# GOAL A
In the sprinter biography, in which city were the 2011 World Championships in Athletics held?

# EXTRACTED TEXT
◆ ◆ ◆ ◆
Riker Hylton (born 13 December 1988) is a Jamaican sprinter, competing in the 400 metres.

Riker Hylton won a bronze medal as part of the Jamaican team in the 4 × 400 metres relay at the 2011 World Championships in Athletics in Daegu. He also ran in the 400 metres, where he was eliminated in the semi-finals

Hylton did not make the individual 400m Jamaican team for the 2012 Summer Olympics, but did compete in the 4 × 400 metres relay, running the second leg in the heats before Jermaine Gonzales pulled up injured.

In 2017, he was charged with evading a doping test by the Jamaica Anti-Doping Commission ("JADCO"). He was cleared of any wrongdoing by Jamaica's Independent Anti-Doping Disciplinary Panel. The Panel was not "comfortably satisfied" that Hylton had been properly notified by JADCO. Hylton was represented by noted sports attorney Dr. Emir Crowne.
◆ ◆ ◆ ◆
# DATA IN THIS EXERCISE
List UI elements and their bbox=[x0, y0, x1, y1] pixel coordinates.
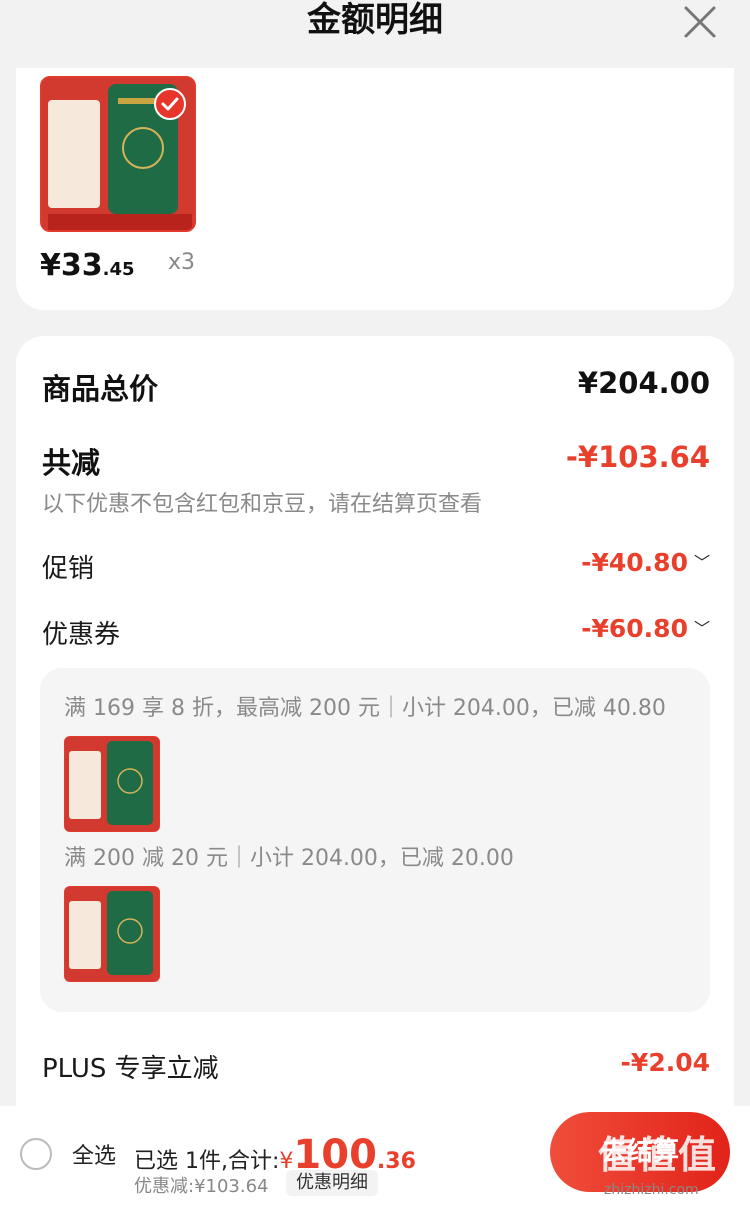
coupon-rule: 满 200 减 20 元｜小计 204.00，已减 20.00 bbox=[64, 846, 514, 871]
amount-details-card: 商品总价 ¥204.00 共减 -¥103.64 以下优惠不包含红包和京豆，请在… bbox=[16, 336, 734, 1126]
product-image[interactable] bbox=[40, 76, 196, 232]
product-quantity: x3 bbox=[168, 250, 196, 275]
coupon-value: -¥60.80 bbox=[581, 614, 688, 643]
sum-cents: .36 bbox=[376, 1149, 416, 1174]
chevron-down-icon[interactable]: ﹀ bbox=[694, 549, 710, 573]
header: 金额明细 bbox=[0, 0, 750, 64]
coupon-label: 优惠券 bbox=[42, 620, 121, 650]
plus-value: -¥2.04 bbox=[620, 1048, 710, 1077]
product-price: ¥33.45 bbox=[40, 248, 135, 284]
close-button[interactable] bbox=[680, 2, 720, 42]
total-row: 商品总价 ¥204.00 bbox=[42, 366, 710, 406]
checked-icon bbox=[154, 88, 186, 120]
coupon-row[interactable]: 优惠券 -¥60.80 ﹀ bbox=[42, 614, 710, 650]
total-label: 商品总价 bbox=[42, 372, 159, 406]
watermark-url: zhizhizhi.com bbox=[604, 1182, 699, 1198]
reduce-note: 以下优惠不包含红包和京豆，请在结算页查看 bbox=[42, 492, 483, 517]
promo-row[interactable]: 促销 -¥40.80 ﹀ bbox=[42, 548, 710, 584]
summary-prefix: 已选 1件,合计: bbox=[134, 1149, 280, 1174]
total-value: ¥204.00 bbox=[577, 366, 710, 400]
select-all-radio[interactable] bbox=[20, 1138, 52, 1170]
reduce-row: 共减 -¥103.64 bbox=[42, 440, 710, 480]
plus-row: PLUS 专享立减 -¥2.04 bbox=[42, 1048, 710, 1084]
coupon-product-image[interactable] bbox=[64, 736, 160, 832]
discount-note: 优惠减:¥103.64 bbox=[134, 1176, 269, 1197]
watermark-logo: 值值值 bbox=[598, 1133, 719, 1177]
page-title: 金额明细 bbox=[307, 0, 443, 40]
select-all-label[interactable]: 全选 bbox=[72, 1138, 116, 1170]
coupon-detail-box: 满 169 享 8 折，最高减 200 元｜小计 204.00，已减 40.80… bbox=[40, 668, 710, 1012]
discount-detail-tag[interactable]: 优惠明细 bbox=[286, 1170, 378, 1196]
promo-label: 促销 bbox=[42, 554, 95, 584]
chevron-down-icon[interactable]: ﹀ bbox=[694, 615, 710, 639]
close-icon[interactable] bbox=[680, 2, 720, 42]
price-cents: .45 bbox=[102, 259, 135, 280]
product-card: ¥33.45 x3 bbox=[16, 68, 734, 310]
promo-value: -¥40.80 bbox=[581, 548, 688, 577]
plus-label: PLUS 专享立减 bbox=[42, 1054, 219, 1084]
coupon-product-image[interactable] bbox=[64, 886, 160, 982]
coupon-rule: 满 169 享 8 折，最高减 200 元｜小计 204.00，已减 40.80 bbox=[64, 696, 666, 721]
reduce-value: -¥103.64 bbox=[565, 440, 710, 474]
reduce-label: 共减 bbox=[42, 446, 101, 480]
price-main: ¥33 bbox=[40, 248, 103, 283]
◆ ◆ ◆ ◆
# GOAL B
Copy out everything in the records from the line containing "coupon-rule: 满 200" down through the line containing "checked-icon bbox=[154, 88, 186, 120]", with both of those lines included.

# COMPLETE OUTPUT A
Daegu

# COMPLETE OUTPUT B
coupon-rule: 满 200 减 20 元｜小计 204.00，已减 20.00 bbox=[64, 846, 514, 871]
amount-details-card: 商品总价 ¥204.00 共减 -¥103.64 以下优惠不包含红包和京豆，请在… bbox=[16, 336, 734, 1126]
product-image[interactable] bbox=[40, 76, 196, 232]
product-quantity: x3 bbox=[168, 250, 196, 275]
coupon-value: -¥60.80 bbox=[581, 614, 688, 643]
sum-cents: .36 bbox=[376, 1149, 416, 1174]
chevron-down-icon[interactable]: ﹀ bbox=[694, 549, 710, 573]
header: 金额明细 bbox=[0, 0, 750, 64]
coupon-label: 优惠券 bbox=[42, 620, 121, 650]
plus-value: -¥2.04 bbox=[620, 1048, 710, 1077]
product-price: ¥33.45 bbox=[40, 248, 135, 284]
close-button[interactable] bbox=[680, 2, 720, 42]
total-row: 商品总价 ¥204.00 bbox=[42, 366, 710, 406]
checked-icon bbox=[154, 88, 186, 120]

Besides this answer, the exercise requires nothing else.